▶ [Recorded information]
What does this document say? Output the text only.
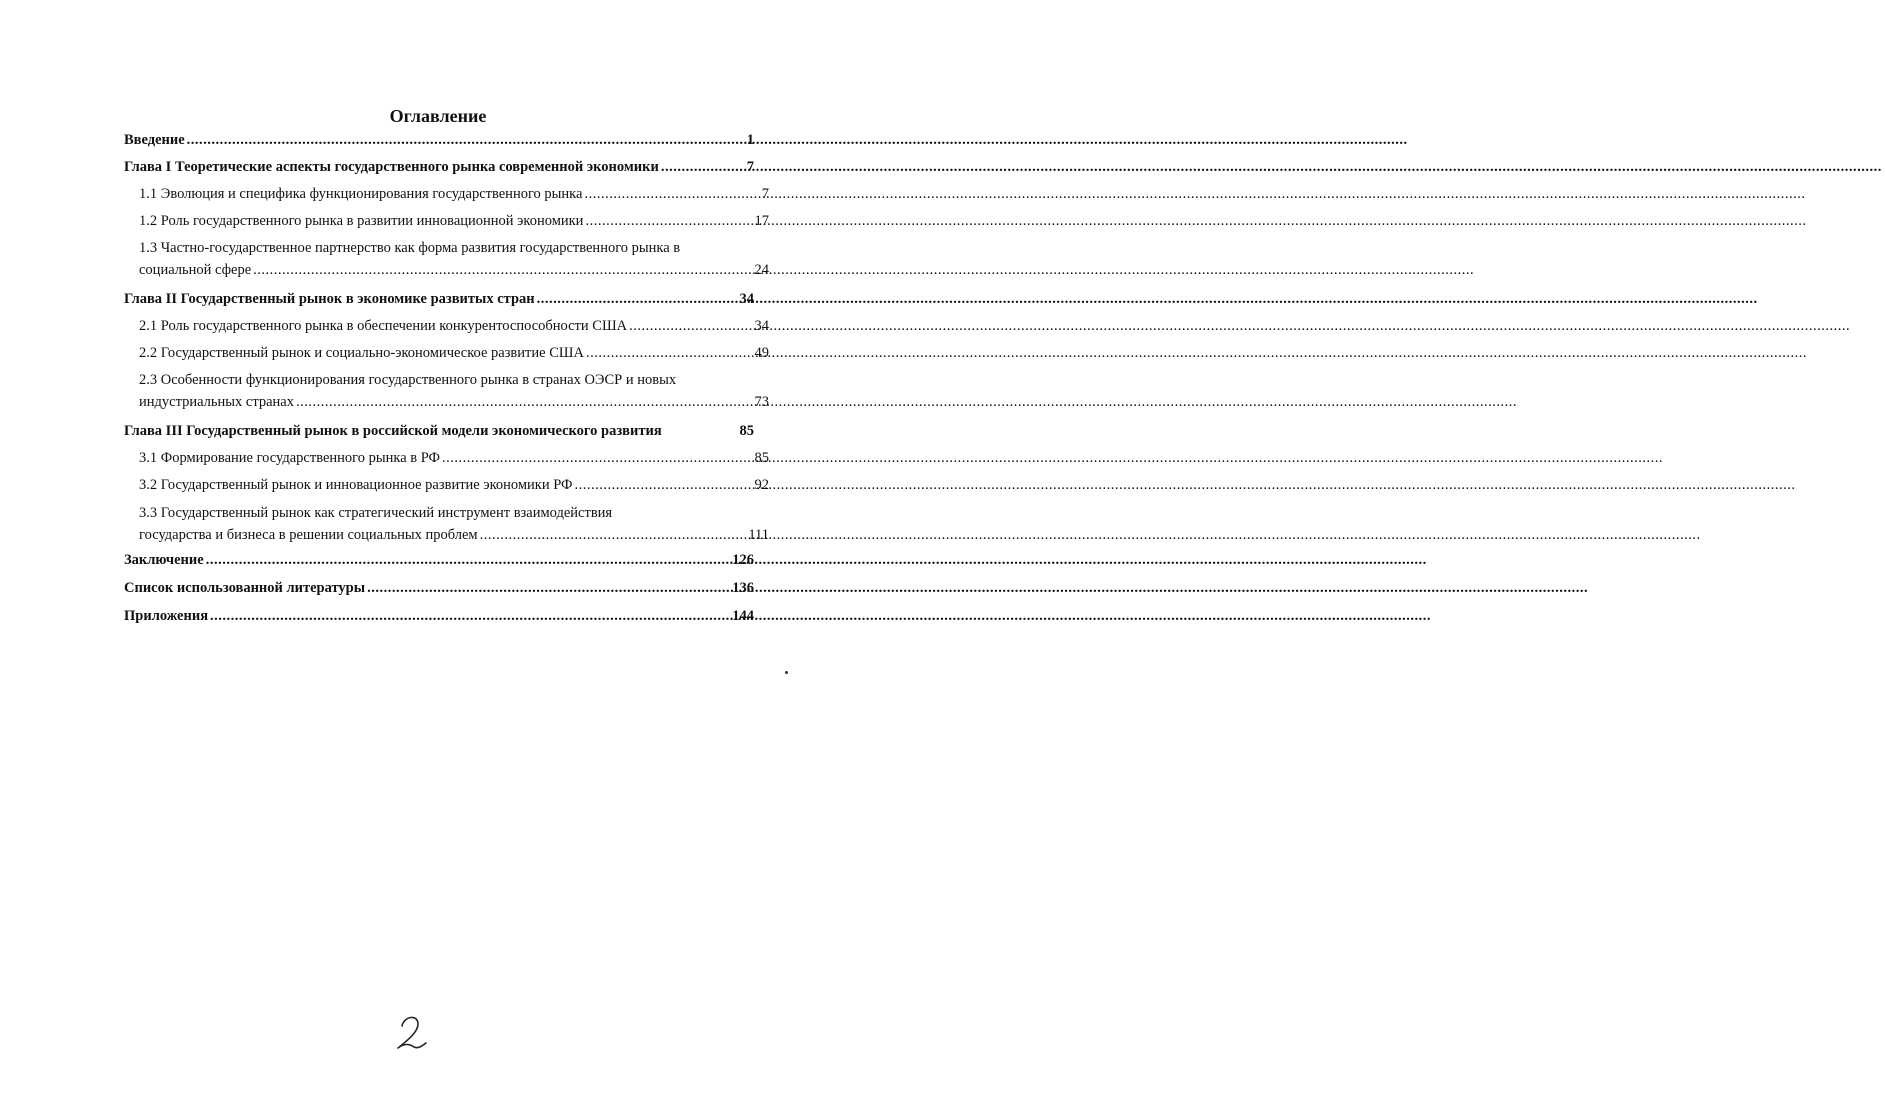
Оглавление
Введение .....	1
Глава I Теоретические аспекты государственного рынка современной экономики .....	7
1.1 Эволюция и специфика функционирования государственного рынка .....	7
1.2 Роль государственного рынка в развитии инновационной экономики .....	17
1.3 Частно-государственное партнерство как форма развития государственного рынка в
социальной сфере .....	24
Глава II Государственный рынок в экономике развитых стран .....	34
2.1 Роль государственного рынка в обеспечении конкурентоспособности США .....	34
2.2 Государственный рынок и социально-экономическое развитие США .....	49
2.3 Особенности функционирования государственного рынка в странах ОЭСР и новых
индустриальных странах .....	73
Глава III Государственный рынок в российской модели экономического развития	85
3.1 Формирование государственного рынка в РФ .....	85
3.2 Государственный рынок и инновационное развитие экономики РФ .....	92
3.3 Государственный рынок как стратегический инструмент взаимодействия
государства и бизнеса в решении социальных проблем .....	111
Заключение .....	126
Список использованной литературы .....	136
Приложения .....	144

▶ [Exercise directions]
Will you set down the records word for word while leaving out every picture?

▶ [Result of the exercise]
What does this document say? Output the text only.
Оглавление
Введение .....	1
Глава I Теоретические аспекты государственного рынка современной экономики .....	7
1.1 Эволюция и специфика функционирования государственного рынка .....	7
1.2 Роль государственного рынка в развитии инновационной экономики .....	17
1.3 Частно-государственное партнерство как форма развития государственного рынка в
социальной сфере .....	24
Глава II Государственный рынок в экономике развитых стран .....	34
2.1 Роль государственного рынка в обеспечении конкурентоспособности США .....	34
2.2 Государственный рынок и социально-экономическое развитие США .....	49
2.3 Особенности функционирования государственного рынка в странах ОЭСР и новых
индустриальных странах .....	73
Глава III Государственный рынок в российской модели экономического развития	85
3.1 Формирование государственного рынка в РФ .....	85
3.2 Государственный рынок и инновационное развитие экономики РФ .....	92
3.3 Государственный рынок как стратегический инструмент взаимодействия
государства и бизнеса в решении социальных проблем .....	111
Заключение .....	126
Список использованной литературы .....	136
Приложения .....	144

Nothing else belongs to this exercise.